WRITTEN EXERCISE>
Find each line with the string "Ejecutivo" and report it.

══ DATA SUPPLIED ══

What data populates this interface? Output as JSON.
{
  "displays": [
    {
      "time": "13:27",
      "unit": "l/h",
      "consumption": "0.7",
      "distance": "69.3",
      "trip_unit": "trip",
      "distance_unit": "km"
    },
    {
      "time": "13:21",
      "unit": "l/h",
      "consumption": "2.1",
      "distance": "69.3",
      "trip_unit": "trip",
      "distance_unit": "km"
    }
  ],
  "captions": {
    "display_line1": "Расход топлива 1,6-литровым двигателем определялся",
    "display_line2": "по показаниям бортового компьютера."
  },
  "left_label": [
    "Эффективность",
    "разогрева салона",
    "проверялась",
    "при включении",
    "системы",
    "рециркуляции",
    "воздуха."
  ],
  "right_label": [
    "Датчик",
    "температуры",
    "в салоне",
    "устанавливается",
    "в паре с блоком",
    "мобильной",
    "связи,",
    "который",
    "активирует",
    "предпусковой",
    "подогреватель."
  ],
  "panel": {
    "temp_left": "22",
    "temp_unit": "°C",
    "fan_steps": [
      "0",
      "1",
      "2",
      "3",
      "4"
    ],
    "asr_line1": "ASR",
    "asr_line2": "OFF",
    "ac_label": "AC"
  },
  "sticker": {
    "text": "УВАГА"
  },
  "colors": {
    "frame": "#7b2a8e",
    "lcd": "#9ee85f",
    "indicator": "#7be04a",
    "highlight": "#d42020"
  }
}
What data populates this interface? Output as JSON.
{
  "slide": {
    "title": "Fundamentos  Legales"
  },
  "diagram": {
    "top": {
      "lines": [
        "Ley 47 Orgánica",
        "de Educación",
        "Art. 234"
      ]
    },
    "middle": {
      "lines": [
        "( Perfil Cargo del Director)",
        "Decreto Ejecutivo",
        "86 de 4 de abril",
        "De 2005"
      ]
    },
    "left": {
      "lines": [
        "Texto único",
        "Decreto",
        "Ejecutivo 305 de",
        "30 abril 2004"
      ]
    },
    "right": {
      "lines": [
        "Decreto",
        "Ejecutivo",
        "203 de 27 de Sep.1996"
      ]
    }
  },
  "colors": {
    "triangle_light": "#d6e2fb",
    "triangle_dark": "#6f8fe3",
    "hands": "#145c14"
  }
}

═══

ANSWER TO THE TASK>
        "Decreto Ejecutivo",
        "Ejecutivo 305 de",
        "Ejecutivo",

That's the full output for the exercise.